Aim :: Lines containing the word "acid" are to be counted; state their number and nothing further.

--- Start Data shown ---

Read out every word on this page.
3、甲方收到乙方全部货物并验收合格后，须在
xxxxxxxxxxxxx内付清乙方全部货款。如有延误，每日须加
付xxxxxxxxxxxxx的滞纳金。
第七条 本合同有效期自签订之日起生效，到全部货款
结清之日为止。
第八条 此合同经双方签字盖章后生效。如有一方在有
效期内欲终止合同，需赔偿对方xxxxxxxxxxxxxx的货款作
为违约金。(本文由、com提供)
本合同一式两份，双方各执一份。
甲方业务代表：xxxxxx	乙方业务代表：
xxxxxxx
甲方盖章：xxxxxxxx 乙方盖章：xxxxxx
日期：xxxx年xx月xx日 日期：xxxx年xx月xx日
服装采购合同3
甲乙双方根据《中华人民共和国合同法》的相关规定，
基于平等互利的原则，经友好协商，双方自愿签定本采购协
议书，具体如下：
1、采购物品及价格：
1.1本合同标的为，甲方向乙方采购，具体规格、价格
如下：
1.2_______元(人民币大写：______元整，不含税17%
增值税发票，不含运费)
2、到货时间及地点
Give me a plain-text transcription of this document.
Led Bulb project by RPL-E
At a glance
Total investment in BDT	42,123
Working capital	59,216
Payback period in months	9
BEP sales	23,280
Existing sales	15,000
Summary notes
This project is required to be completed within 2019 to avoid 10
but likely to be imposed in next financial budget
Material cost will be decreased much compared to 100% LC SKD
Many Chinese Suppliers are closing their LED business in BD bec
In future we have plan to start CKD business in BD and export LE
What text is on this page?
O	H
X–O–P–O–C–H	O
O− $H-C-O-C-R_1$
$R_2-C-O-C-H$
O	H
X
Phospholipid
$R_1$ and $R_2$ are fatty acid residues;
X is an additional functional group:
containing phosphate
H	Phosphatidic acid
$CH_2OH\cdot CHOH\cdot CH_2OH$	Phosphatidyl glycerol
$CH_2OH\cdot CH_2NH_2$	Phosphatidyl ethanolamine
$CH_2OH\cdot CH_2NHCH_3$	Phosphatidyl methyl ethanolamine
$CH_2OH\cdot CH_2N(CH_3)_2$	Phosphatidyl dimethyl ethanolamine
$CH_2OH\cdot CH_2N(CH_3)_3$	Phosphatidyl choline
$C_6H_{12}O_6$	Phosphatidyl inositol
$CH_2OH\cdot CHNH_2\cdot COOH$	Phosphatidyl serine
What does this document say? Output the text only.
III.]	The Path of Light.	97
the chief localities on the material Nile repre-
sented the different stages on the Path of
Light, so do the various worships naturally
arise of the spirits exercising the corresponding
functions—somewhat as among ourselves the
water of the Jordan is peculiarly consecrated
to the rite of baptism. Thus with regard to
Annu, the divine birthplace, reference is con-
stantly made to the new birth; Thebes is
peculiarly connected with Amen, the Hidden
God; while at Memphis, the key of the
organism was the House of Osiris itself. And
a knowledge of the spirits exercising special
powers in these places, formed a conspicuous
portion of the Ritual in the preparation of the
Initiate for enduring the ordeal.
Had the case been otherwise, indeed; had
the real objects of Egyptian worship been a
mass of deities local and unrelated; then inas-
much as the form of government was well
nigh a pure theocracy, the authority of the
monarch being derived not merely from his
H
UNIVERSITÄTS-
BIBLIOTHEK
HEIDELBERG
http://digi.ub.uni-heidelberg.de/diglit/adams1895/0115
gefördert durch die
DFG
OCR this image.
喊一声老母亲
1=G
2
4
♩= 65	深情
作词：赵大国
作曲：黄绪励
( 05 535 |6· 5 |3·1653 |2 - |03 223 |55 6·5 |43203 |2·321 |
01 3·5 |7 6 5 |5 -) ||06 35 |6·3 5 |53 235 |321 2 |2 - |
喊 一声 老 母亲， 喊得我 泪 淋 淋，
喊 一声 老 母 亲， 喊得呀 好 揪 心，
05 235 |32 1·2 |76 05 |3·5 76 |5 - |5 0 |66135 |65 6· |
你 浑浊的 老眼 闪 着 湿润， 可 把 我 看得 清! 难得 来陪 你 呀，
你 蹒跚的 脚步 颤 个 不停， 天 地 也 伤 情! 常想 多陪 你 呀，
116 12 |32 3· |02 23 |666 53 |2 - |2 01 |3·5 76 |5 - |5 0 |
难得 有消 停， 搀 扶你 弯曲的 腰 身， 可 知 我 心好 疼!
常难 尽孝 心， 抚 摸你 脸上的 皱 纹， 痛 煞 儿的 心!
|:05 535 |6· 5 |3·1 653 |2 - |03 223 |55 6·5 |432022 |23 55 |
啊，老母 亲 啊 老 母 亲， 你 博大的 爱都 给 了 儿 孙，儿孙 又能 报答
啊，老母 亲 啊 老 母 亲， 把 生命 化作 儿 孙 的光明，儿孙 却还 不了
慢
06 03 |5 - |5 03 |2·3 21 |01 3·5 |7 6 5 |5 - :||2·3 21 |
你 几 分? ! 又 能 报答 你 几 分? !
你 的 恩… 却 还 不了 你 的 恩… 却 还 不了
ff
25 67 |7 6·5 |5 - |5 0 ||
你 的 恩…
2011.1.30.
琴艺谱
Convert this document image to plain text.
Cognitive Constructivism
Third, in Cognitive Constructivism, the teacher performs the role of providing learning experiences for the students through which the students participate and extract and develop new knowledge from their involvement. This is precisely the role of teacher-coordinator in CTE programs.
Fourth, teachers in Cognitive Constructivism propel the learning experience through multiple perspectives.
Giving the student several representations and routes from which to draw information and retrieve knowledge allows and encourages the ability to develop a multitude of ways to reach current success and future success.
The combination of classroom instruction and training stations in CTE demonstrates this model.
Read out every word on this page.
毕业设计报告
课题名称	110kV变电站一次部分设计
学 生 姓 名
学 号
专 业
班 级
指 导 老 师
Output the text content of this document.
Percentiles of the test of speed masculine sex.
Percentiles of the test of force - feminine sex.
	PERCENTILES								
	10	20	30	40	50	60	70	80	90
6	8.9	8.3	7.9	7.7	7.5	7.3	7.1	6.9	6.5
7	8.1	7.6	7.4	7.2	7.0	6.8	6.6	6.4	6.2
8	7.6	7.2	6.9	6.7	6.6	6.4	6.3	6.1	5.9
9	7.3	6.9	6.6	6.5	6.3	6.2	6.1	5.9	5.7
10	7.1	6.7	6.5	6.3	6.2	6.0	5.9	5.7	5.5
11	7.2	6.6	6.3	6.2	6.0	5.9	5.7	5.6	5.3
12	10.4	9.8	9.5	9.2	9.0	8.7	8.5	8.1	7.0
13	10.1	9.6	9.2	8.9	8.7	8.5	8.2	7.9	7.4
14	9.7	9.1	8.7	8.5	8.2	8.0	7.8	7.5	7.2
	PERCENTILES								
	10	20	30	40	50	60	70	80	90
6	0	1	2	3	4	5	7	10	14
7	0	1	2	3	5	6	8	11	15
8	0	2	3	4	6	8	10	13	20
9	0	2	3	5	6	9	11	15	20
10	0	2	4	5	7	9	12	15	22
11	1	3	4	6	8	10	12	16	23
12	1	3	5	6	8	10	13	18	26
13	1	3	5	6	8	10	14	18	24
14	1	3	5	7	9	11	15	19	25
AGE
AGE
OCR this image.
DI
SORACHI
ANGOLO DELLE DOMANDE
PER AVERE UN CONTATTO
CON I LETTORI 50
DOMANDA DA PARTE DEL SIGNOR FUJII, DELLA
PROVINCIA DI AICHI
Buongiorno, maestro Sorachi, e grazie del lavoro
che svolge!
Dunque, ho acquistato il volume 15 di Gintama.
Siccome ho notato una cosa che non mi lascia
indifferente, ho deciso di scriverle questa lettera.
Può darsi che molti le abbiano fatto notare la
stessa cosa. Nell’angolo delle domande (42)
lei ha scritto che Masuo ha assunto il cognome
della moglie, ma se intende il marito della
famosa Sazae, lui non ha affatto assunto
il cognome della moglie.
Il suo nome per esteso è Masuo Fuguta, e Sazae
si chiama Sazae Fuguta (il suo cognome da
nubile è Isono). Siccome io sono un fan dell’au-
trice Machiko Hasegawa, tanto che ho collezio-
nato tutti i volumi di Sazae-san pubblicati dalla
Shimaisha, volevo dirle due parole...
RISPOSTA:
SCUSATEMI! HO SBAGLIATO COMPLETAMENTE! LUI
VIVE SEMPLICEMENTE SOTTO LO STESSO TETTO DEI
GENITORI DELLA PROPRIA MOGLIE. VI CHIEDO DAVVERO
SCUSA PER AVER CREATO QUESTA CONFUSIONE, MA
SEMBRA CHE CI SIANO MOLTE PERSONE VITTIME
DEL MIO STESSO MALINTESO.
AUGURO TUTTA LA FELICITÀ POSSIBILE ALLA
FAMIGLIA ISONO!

--- End Data shown ---

Complete response :: 2